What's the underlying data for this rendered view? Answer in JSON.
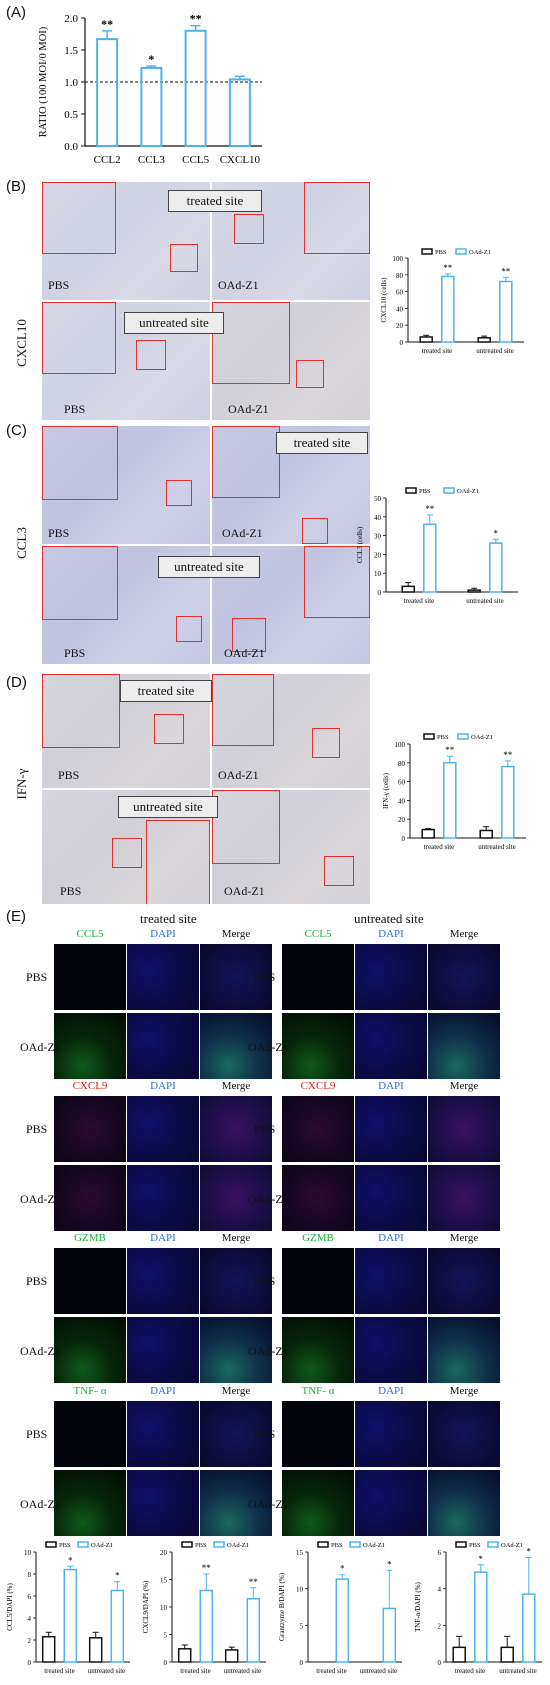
{
  "panels": {
    "A": "(A)",
    "B": "(B)",
    "C": "(C)",
    "D": "(D)",
    "E": "(E)"
  },
  "side_labels": {
    "B": "CXCL10",
    "C": "CCL3",
    "D": "IFN-γ"
  },
  "site_tags": {
    "treated": "treated site",
    "untreated": "untreated site"
  },
  "ihc_labels": {
    "pbs": "PBS",
    "oad": "OAd-Z1"
  },
  "section_e": {
    "treated_title": "treated site",
    "untreated_title": "untreated site",
    "row_pbs": "PBS",
    "row_oad": "OAd-Z1",
    "dapi": "DAPI",
    "merge": "Merge",
    "markers": [
      {
        "name": "CCL5",
        "color": "#1fae3e"
      },
      {
        "name": "CXCL9",
        "color": "#e01818"
      },
      {
        "name": "GZMB",
        "color": "#1fae3e"
      },
      {
        "name": "TNF- α",
        "color": "#1fae3e"
      }
    ],
    "dapi_color": "#2a6fd6"
  },
  "chart_data": [
    {
      "id": "A",
      "type": "bar",
      "categories": [
        "CCL2",
        "CCL3",
        "CCL5",
        "CXCL10"
      ],
      "values": [
        1.67,
        1.22,
        1.8,
        1.04
      ],
      "errors": [
        0.13,
        0.03,
        0.08,
        0.05
      ],
      "significance": [
        "**",
        "*",
        "**",
        ""
      ],
      "ylabel": "RATIO (100 MOI/0 MOI)",
      "ylim": [
        0.0,
        2.0
      ],
      "yticks": [
        "0.0",
        "0.5",
        "1.0",
        "1.5",
        "2.0"
      ],
      "reference_line": 1.0,
      "color": "#4fb3e8"
    },
    {
      "id": "B",
      "type": "bar",
      "categories": [
        "treated site",
        "untreated site"
      ],
      "series": [
        {
          "name": "PBS",
          "values": [
            6,
            5
          ],
          "errors": [
            2,
            2
          ],
          "color": "#111111"
        },
        {
          "name": "OAd-Z1",
          "values": [
            78,
            72
          ],
          "errors": [
            3,
            5
          ],
          "color": "#4fb3e8"
        }
      ],
      "significance": [
        "**",
        "**"
      ],
      "ylabel": "CXCL10 (cells)",
      "ylim": [
        0,
        100
      ],
      "yticks": [
        "0",
        "20",
        "40",
        "60",
        "80",
        "100"
      ]
    },
    {
      "id": "C",
      "type": "bar",
      "categories": [
        "treated site",
        "untreated site"
      ],
      "series": [
        {
          "name": "PBS",
          "values": [
            3,
            1
          ],
          "errors": [
            2,
            1
          ],
          "color": "#111111"
        },
        {
          "name": "OAd-Z1",
          "values": [
            36,
            26
          ],
          "errors": [
            5,
            2
          ],
          "color": "#4fb3e8"
        }
      ],
      "significance": [
        "**",
        "*"
      ],
      "ylabel": "CCL3 (cells)",
      "ylim": [
        0,
        50
      ],
      "yticks": [
        "0",
        "10",
        "20",
        "30",
        "40",
        "50"
      ]
    },
    {
      "id": "D",
      "type": "bar",
      "categories": [
        "treated site",
        "untreated site"
      ],
      "series": [
        {
          "name": "PBS",
          "values": [
            9,
            8
          ],
          "errors": [
            1,
            4
          ],
          "color": "#111111"
        },
        {
          "name": "OAd-Z1",
          "values": [
            80,
            76
          ],
          "errors": [
            7,
            6
          ],
          "color": "#4fb3e8"
        }
      ],
      "significance": [
        "**",
        "**"
      ],
      "ylabel": "IFN-γ (cells)",
      "ylim": [
        0,
        100
      ],
      "yticks": [
        "0",
        "20",
        "40",
        "60",
        "80",
        "100"
      ]
    },
    {
      "id": "E1",
      "type": "bar",
      "categories": [
        "treated site",
        "untreated site"
      ],
      "series": [
        {
          "name": "PBS",
          "values": [
            2.3,
            2.2
          ],
          "errors": [
            0.4,
            0.5
          ],
          "color": "#111111"
        },
        {
          "name": "OAd-Z1",
          "values": [
            8.4,
            6.5
          ],
          "errors": [
            0.3,
            0.8
          ],
          "color": "#4fb3e8"
        }
      ],
      "significance": [
        "*",
        "*"
      ],
      "ylabel": "CCL5/DAPI (%)",
      "ylim": [
        0,
        10
      ],
      "yticks": [
        "0",
        "2",
        "4",
        "6",
        "8",
        "10"
      ]
    },
    {
      "id": "E2",
      "type": "bar",
      "categories": [
        "treated site",
        "untreated site"
      ],
      "series": [
        {
          "name": "PBS",
          "values": [
            2.4,
            2.2
          ],
          "errors": [
            0.7,
            0.5
          ],
          "color": "#111111"
        },
        {
          "name": "OAd-Z1",
          "values": [
            13,
            11.5
          ],
          "errors": [
            3,
            2
          ],
          "color": "#4fb3e8"
        }
      ],
      "significance": [
        "**",
        "**"
      ],
      "ylabel": "CXCL9/DAPI (%)",
      "ylim": [
        0,
        20
      ],
      "yticks": [
        "0",
        "5",
        "10",
        "15",
        "20"
      ]
    },
    {
      "id": "E3",
      "type": "bar",
      "categories": [
        "treated site",
        "untreated site"
      ],
      "series": [
        {
          "name": "PBS",
          "values": [
            0,
            0
          ],
          "errors": [
            0,
            0
          ],
          "color": "#111111"
        },
        {
          "name": "OAd-Z1",
          "values": [
            11.3,
            7.3
          ],
          "errors": [
            0.6,
            5.2
          ],
          "color": "#4fb3e8"
        }
      ],
      "significance": [
        "*",
        "*"
      ],
      "ylabel": "Grantzyme B/DAPI (%)",
      "ylim": [
        0,
        15
      ],
      "yticks": [
        "0",
        "5",
        "10",
        "15"
      ]
    },
    {
      "id": "E4",
      "type": "bar",
      "categories": [
        "treated site",
        "untreated site"
      ],
      "series": [
        {
          "name": "PBS",
          "values": [
            0.8,
            0.8
          ],
          "errors": [
            0.6,
            0.6
          ],
          "color": "#111111"
        },
        {
          "name": "OAd-Z1",
          "values": [
            4.9,
            3.7
          ],
          "errors": [
            0.4,
            2.0
          ],
          "color": "#4fb3e8"
        }
      ],
      "significance": [
        "*",
        "*"
      ],
      "ylabel": "TNF-α/DAPI (%)",
      "ylim": [
        0,
        6
      ],
      "yticks": [
        "0",
        "2",
        "4",
        "6"
      ]
    }
  ]
}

YOUR OBJECTIVE >> Leave the pictures out and output the rest of the listing exactly.

FULL RESPONSE >>
What's the underlying data for this rendered view? Answer in JSON.
{
  "panels": {
    "A": "(A)",
    "B": "(B)",
    "C": "(C)",
    "D": "(D)",
    "E": "(E)"
  },
  "side_labels": {
    "B": "CXCL10",
    "C": "CCL3",
    "D": "IFN-γ"
  },
  "site_tags": {
    "treated": "treated site",
    "untreated": "untreated site"
  },
  "ihc_labels": {
    "pbs": "PBS",
    "oad": "OAd-Z1"
  },
  "section_e": {
    "treated_title": "treated site",
    "untreated_title": "untreated site",
    "row_pbs": "PBS",
    "row_oad": "OAd-Z1",
    "dapi": "DAPI",
    "merge": "Merge",
    "markers": [
      {
        "name": "CCL5",
        "color": "#1fae3e"
      },
      {
        "name": "CXCL9",
        "color": "#e01818"
      },
      {
        "name": "GZMB",
        "color": "#1fae3e"
      },
      {
        "name": "TNF- α",
        "color": "#1fae3e"
      }
    ],
    "dapi_color": "#2a6fd6"
  },
  "chart_data": [
    {
      "id": "A",
      "type": "bar",
      "categories": [
        "CCL2",
        "CCL3",
        "CCL5",
        "CXCL10"
      ],
      "values": [
        1.67,
        1.22,
        1.8,
        1.04
      ],
      "errors": [
        0.13,
        0.03,
        0.08,
        0.05
      ],
      "significance": [
        "**",
        "*",
        "**",
        ""
      ],
      "ylabel": "RATIO (100 MOI/0 MOI)",
      "ylim": [
        0.0,
        2.0
      ],
      "yticks": [
        "0.0",
        "0.5",
        "1.0",
        "1.5",
        "2.0"
      ],
      "reference_line": 1.0,
      "color": "#4fb3e8"
    },
    {
      "id": "B",
      "type": "bar",
      "categories": [
        "treated site",
        "untreated site"
      ],
      "series": [
        {
          "name": "PBS",
          "values": [
            6,
            5
          ],
          "errors": [
            2,
            2
          ],
          "color": "#111111"
        },
        {
          "name": "OAd-Z1",
          "values": [
            78,
            72
          ],
          "errors": [
            3,
            5
          ],
          "color": "#4fb3e8"
        }
      ],
      "significance": [
        "**",
        "**"
      ],
      "ylabel": "CXCL10 (cells)",
      "ylim": [
        0,
        100
      ],
      "yticks": [
        "0",
        "20",
        "40",
        "60",
        "80",
        "100"
      ]
    },
    {
      "id": "C",
      "type": "bar",
      "categories": [
        "treated site",
        "untreated site"
      ],
      "series": [
        {
          "name": "PBS",
          "values": [
            3,
            1
          ],
          "errors": [
            2,
            1
          ],
          "color": "#111111"
        },
        {
          "name": "OAd-Z1",
          "values": [
            36,
            26
          ],
          "errors": [
            5,
            2
          ],
          "color": "#4fb3e8"
        }
      ],
      "significance": [
        "**",
        "*"
      ],
      "ylabel": "CCL3 (cells)",
      "ylim": [
        0,
        50
      ],
      "yticks": [
        "0",
        "10",
        "20",
        "30",
        "40",
        "50"
      ]
    },
    {
      "id": "D",
      "type": "bar",
      "categories": [
        "treated site",
        "untreated site"
      ],
      "series": [
        {
          "name": "PBS",
          "values": [
            9,
            8
          ],
          "errors": [
            1,
            4
          ],
          "color": "#111111"
        },
        {
          "name": "OAd-Z1",
          "values": [
            80,
            76
          ],
          "errors": [
            7,
            6
          ],
          "color": "#4fb3e8"
        }
      ],
      "significance": [
        "**",
        "**"
      ],
      "ylabel": "IFN-γ (cells)",
      "ylim": [
        0,
        100
      ],
      "yticks": [
        "0",
        "20",
        "40",
        "60",
        "80",
        "100"
      ]
    },
    {
      "id": "E1",
      "type": "bar",
      "categories": [
        "treated site",
        "untreated site"
      ],
      "series": [
        {
          "name": "PBS",
          "values": [
            2.3,
            2.2
          ],
          "errors": [
            0.4,
            0.5
          ],
          "color": "#111111"
        },
        {
          "name": "OAd-Z1",
          "values": [
            8.4,
            6.5
          ],
          "errors": [
            0.3,
            0.8
          ],
          "color": "#4fb3e8"
        }
      ],
      "significance": [
        "*",
        "*"
      ],
      "ylabel": "CCL5/DAPI (%)",
      "ylim": [
        0,
        10
      ],
      "yticks": [
        "0",
        "2",
        "4",
        "6",
        "8",
        "10"
      ]
    },
    {
      "id": "E2",
      "type": "bar",
      "categories": [
        "treated site",
        "untreated site"
      ],
      "series": [
        {
          "name": "PBS",
          "values": [
            2.4,
            2.2
          ],
          "errors": [
            0.7,
            0.5
          ],
          "color": "#111111"
        },
        {
          "name": "OAd-Z1",
          "values": [
            13,
            11.5
          ],
          "errors": [
            3,
            2
          ],
          "color": "#4fb3e8"
        }
      ],
      "significance": [
        "**",
        "**"
      ],
      "ylabel": "CXCL9/DAPI (%)",
      "ylim": [
        0,
        20
      ],
      "yticks": [
        "0",
        "5",
        "10",
        "15",
        "20"
      ]
    },
    {
      "id": "E3",
      "type": "bar",
      "categories": [
        "treated site",
        "untreated site"
      ],
      "series": [
        {
          "name": "PBS",
          "values": [
            0,
            0
          ],
          "errors": [
            0,
            0
          ],
          "color": "#111111"
        },
        {
          "name": "OAd-Z1",
          "values": [
            11.3,
            7.3
          ],
          "errors": [
            0.6,
            5.2
          ],
          "color": "#4fb3e8"
        }
      ],
      "significance": [
        "*",
        "*"
      ],
      "ylabel": "Grantzyme B/DAPI (%)",
      "ylim": [
        0,
        15
      ],
      "yticks": [
        "0",
        "5",
        "10",
        "15"
      ]
    },
    {
      "id": "E4",
      "type": "bar",
      "categories": [
        "treated site",
        "untreated site"
      ],
      "series": [
        {
          "name": "PBS",
          "values": [
            0.8,
            0.8
          ],
          "errors": [
            0.6,
            0.6
          ],
          "color": "#111111"
        },
        {
          "name": "OAd-Z1",
          "values": [
            4.9,
            3.7
          ],
          "errors": [
            0.4,
            2.0
          ],
          "color": "#4fb3e8"
        }
      ],
      "significance": [
        "*",
        "*"
      ],
      "ylabel": "TNF-α/DAPI (%)",
      "ylim": [
        0,
        6
      ],
      "yticks": [
        "0",
        "2",
        "4",
        "6"
      ]
    }
  ]
}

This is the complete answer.